Find the string "VICTOR" in the listing and report every line that has it.

Start of Data supplied

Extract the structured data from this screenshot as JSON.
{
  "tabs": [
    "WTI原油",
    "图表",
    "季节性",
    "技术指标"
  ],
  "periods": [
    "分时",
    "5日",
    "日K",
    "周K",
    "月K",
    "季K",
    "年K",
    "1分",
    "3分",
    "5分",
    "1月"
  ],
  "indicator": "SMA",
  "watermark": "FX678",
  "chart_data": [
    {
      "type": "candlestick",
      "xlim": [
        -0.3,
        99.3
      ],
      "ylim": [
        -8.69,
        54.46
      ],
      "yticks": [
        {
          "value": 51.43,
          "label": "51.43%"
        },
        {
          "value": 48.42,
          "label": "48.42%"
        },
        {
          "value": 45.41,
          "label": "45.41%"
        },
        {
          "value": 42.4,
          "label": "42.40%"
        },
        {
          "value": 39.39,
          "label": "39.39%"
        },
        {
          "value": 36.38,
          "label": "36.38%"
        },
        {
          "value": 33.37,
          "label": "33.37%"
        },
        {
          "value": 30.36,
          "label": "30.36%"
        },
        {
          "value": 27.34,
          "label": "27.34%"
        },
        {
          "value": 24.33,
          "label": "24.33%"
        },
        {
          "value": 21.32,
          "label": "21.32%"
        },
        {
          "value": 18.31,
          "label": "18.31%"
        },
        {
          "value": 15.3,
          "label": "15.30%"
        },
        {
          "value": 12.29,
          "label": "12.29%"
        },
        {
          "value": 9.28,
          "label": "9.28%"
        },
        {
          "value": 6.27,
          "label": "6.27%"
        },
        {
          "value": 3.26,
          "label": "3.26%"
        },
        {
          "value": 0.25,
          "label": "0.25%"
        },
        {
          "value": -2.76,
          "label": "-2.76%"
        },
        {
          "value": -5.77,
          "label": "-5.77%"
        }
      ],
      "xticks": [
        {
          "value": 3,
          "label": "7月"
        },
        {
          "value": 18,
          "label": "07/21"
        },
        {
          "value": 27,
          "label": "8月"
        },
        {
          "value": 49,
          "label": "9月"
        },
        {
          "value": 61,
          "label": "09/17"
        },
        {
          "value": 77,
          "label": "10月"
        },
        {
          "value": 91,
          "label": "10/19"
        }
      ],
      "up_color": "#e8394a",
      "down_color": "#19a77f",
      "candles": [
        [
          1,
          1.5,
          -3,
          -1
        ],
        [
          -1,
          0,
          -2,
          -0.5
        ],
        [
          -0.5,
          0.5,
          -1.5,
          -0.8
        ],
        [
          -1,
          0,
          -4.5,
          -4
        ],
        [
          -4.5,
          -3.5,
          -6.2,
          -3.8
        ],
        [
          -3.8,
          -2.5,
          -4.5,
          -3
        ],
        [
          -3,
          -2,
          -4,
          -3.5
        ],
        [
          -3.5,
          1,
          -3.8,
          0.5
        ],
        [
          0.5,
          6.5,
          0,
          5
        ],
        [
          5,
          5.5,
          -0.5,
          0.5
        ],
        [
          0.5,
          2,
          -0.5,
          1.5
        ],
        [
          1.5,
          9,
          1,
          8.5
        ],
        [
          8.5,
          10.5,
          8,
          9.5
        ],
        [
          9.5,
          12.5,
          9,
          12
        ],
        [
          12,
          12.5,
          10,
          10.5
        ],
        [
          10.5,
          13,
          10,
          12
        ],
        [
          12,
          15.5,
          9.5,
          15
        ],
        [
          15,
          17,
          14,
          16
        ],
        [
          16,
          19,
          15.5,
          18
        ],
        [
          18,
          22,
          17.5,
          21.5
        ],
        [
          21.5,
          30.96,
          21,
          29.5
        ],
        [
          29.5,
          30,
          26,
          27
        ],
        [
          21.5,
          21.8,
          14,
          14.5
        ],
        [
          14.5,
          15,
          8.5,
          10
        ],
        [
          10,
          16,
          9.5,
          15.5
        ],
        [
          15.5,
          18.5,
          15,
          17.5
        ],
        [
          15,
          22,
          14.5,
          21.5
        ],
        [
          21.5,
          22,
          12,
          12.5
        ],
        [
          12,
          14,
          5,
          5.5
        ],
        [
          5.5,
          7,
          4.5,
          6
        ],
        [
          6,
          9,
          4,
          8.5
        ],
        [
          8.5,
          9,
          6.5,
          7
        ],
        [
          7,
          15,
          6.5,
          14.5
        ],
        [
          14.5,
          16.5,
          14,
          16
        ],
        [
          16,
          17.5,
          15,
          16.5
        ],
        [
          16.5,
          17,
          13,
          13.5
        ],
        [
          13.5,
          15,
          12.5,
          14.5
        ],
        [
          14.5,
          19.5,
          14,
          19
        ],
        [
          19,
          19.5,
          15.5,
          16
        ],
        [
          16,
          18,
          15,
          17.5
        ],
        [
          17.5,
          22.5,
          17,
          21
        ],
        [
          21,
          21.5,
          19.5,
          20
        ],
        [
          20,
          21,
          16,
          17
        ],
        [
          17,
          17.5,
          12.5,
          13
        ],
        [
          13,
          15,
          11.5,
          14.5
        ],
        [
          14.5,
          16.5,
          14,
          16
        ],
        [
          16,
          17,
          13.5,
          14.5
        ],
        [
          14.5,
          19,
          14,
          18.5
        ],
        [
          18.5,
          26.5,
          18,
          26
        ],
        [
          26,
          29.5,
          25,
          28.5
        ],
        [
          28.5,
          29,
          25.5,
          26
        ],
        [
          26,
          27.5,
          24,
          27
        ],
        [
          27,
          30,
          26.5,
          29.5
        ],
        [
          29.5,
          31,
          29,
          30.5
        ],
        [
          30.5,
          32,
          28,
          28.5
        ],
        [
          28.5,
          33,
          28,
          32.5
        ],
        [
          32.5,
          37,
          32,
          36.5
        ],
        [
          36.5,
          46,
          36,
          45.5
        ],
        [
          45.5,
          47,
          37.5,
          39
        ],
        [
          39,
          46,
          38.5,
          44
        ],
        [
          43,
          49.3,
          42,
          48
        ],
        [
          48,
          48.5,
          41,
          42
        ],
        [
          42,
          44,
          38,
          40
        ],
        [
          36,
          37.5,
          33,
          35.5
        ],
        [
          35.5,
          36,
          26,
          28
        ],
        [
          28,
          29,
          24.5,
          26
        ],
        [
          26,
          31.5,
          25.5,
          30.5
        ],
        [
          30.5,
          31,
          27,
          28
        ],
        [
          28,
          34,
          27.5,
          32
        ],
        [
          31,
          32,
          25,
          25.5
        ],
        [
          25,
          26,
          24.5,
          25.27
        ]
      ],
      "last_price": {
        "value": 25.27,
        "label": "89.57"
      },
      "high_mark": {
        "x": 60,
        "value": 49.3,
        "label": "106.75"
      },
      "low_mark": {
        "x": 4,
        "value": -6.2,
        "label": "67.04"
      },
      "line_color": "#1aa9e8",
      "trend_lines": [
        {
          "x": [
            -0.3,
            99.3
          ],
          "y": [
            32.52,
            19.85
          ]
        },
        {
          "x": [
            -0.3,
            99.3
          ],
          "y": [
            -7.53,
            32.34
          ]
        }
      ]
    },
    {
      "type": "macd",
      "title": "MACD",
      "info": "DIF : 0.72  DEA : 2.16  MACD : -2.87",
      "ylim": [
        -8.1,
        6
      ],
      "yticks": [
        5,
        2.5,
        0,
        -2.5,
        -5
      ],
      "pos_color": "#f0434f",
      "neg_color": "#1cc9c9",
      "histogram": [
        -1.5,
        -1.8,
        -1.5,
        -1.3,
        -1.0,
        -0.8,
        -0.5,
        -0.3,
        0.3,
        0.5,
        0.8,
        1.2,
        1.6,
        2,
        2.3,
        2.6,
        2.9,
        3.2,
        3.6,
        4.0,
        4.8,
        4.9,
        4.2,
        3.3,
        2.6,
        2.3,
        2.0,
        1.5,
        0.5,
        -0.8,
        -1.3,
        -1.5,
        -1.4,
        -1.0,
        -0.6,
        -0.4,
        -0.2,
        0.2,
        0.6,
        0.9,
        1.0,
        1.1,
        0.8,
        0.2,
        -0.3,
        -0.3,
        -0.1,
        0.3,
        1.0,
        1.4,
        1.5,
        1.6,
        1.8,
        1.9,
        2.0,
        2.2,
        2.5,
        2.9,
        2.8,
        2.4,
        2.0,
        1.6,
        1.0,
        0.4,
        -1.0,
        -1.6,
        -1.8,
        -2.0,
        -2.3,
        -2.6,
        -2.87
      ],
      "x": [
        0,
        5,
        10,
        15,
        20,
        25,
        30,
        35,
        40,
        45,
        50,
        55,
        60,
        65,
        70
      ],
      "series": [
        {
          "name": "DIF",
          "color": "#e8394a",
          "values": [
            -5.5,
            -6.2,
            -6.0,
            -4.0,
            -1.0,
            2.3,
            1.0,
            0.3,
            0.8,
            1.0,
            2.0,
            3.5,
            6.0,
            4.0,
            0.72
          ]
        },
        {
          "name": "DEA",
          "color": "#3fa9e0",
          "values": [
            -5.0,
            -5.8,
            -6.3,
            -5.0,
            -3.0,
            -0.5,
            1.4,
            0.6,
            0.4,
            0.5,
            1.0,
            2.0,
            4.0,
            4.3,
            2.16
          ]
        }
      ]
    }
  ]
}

End of Data supplied
Start of Data supplied

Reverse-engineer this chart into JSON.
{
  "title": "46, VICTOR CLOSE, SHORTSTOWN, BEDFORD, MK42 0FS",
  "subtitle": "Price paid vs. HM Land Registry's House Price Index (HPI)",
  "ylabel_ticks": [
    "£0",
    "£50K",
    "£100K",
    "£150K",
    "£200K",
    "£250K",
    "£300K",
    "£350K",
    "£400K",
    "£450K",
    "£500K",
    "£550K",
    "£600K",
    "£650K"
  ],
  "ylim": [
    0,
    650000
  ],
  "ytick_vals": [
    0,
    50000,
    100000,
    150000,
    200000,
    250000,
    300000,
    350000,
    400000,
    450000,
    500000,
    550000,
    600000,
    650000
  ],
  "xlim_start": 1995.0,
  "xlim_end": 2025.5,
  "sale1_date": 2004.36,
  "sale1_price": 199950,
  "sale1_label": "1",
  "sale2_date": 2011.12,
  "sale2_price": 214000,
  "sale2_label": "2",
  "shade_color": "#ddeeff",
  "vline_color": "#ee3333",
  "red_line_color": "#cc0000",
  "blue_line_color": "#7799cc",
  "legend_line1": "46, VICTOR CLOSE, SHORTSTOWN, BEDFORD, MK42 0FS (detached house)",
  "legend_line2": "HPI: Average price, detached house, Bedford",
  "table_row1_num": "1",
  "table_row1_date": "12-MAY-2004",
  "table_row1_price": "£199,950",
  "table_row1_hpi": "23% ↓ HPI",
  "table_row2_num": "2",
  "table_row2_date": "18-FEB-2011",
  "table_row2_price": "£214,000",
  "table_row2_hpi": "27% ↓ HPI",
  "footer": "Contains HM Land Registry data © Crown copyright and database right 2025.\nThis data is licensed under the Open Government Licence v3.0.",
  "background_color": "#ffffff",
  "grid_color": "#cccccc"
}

End of Data supplied

Result below
  "title": "46, VICTOR CLOSE, SHORTSTOWN, BEDFORD, MK42 0FS",
  "legend_line1": "46, VICTOR CLOSE, SHORTSTOWN, BEDFORD, MK42 0FS (detached house)",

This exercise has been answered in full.